* [ТЕКСТ УПРАЖНЕНИЯ]:
┄┄┄┄┄┄┄┄┄┄┄┄┄┄┄┄┄┄┄┄

Собрав достаточную дань, между прочим, белое шелковое одеяло у Д. (для армии!), красноармейцы тут же в нашем дворе стали продавать краденое.
Так, по-маленьку, мы останемся без рубахи (что не «конфискуют», то придётся продать — хлеб уже дороже 100 р. фунт). Вчера одна из сослуживиц (некая Гринштейн) сказала мне, что её семью выселением из квартиры совершенно разорили. А сколько таких семейств? Все, что люди собирали поколениями, здесь в Киеве, за полгода, пошло прахом.
Сегодня снова врывались солдаты и снова рылись в постелях. Ох! эти морды, эти «коммунистические» локоны из жирных волос, вылезающие из под засаленных, сдвинутых, по-пьяному, на затылок фуражек; этот стук винтовок о пол, резкие звонки, брань, и испуганные, измученные лица буржуев.
Некоторые люди, напр[имер], старик Б., месяцами не выходят из дому. Но в том то беда, что «они» приходят в дом, «они» не хотят, чтобы кто-нибудь хоть одну минуту жил и дышал спокойно.
Но это уже предсмертные конвульсии. В статистическом бюро сняты телефоны и мне приходится ходить по учреждениям собирать сведения. Это гораздо интереснее, чем сидеть в телефонной будке. Я была даже в одной из канцелярий чека, правда, в очень скромной, той, которая выдает пропуски на выезд. Она находится в хорошеньком одноэтажном доме на Екатерининской. Перед ней стоит огромная очередь, жаждущих получить пропуск. Бываю на бирже труда, в больничных кассах — все меньшевистские учреждения, члены которых имеют иногда недоразумения с властями.

┄┄┄┄┄┄┄┄┄┄┄┄┄┄┄┄┄┄┄┄

Данные сегментации страницы:
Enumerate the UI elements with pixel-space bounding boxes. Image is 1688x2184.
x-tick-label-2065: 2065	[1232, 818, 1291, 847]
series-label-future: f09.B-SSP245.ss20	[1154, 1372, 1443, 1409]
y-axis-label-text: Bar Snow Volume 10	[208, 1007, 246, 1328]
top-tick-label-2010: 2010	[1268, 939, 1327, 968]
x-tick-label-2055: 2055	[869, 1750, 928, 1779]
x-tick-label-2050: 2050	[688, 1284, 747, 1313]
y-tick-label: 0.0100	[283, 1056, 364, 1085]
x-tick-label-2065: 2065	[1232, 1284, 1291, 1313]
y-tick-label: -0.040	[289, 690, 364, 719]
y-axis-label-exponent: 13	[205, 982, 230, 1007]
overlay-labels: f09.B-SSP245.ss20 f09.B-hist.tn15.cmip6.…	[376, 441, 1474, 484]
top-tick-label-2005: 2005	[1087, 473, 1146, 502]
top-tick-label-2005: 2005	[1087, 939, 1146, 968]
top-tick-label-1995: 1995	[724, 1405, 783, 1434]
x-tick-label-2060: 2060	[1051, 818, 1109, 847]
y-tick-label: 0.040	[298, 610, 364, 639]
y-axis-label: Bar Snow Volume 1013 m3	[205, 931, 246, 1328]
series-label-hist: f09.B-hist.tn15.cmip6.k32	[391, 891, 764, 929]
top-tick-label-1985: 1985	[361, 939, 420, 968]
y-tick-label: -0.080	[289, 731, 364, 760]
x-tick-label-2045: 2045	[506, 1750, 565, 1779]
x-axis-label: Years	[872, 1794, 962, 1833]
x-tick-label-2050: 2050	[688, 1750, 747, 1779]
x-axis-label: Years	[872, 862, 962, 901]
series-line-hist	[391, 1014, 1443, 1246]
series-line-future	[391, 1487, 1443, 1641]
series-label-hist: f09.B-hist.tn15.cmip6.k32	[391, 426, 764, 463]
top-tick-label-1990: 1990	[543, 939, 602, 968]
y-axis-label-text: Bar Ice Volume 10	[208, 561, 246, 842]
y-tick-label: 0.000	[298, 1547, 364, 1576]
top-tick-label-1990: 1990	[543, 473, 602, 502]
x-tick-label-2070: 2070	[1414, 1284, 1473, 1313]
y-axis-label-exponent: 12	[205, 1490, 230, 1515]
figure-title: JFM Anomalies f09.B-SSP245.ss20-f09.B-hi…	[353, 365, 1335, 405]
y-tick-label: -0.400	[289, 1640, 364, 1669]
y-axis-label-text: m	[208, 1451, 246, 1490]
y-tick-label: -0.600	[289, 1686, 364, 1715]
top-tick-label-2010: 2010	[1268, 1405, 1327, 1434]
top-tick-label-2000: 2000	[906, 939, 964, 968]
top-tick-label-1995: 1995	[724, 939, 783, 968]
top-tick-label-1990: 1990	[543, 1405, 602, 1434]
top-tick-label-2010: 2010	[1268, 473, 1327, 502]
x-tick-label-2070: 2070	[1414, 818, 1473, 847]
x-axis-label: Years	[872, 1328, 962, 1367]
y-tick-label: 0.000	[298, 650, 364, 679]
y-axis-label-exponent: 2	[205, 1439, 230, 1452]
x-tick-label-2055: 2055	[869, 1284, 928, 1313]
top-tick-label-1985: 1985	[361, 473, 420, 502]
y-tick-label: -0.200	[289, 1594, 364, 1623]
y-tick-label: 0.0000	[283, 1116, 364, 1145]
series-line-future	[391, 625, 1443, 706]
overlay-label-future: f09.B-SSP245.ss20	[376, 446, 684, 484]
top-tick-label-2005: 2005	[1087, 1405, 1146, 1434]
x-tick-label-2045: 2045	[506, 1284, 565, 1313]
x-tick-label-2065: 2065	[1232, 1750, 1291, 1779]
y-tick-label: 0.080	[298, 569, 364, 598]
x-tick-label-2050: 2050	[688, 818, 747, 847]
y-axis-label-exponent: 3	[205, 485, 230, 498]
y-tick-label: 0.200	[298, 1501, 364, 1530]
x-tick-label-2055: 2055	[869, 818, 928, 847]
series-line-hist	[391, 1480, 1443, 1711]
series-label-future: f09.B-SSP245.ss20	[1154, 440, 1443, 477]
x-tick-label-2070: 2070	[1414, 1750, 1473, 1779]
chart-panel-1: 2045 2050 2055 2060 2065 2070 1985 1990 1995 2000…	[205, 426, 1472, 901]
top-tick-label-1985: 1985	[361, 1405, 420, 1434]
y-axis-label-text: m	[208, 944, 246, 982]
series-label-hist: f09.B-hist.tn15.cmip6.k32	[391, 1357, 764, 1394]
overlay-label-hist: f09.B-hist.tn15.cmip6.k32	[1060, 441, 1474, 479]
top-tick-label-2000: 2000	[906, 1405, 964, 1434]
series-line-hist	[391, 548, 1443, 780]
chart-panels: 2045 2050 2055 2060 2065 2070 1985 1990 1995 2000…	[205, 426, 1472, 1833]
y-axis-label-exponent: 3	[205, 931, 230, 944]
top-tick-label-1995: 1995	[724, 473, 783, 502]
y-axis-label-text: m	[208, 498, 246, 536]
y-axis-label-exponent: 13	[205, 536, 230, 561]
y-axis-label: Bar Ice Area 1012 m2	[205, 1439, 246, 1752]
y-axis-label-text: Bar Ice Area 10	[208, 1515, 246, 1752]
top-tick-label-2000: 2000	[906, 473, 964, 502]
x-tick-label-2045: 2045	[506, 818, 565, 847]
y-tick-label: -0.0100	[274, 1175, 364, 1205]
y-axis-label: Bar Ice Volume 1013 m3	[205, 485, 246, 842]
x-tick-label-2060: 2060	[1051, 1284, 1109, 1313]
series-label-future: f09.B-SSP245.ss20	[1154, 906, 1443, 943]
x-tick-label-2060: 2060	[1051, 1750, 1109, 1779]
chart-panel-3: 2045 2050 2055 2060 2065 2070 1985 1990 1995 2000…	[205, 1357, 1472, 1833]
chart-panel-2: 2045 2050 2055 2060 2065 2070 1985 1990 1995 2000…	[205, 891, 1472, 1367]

┄┄┄┄┄┄┄┄┄┄┄┄┄┄┄┄┄┄┄┄

* [ВАШЕ ЗАДАНИЕ]: Какие учреждения, согласно последнему абзацу текста упражнения, посещает автор записей? Перечислите все.

* [ОТВЕТ]:
- канцелярия чека, которая выдает пропуски на выезд
- биржа труда
- больничные кассы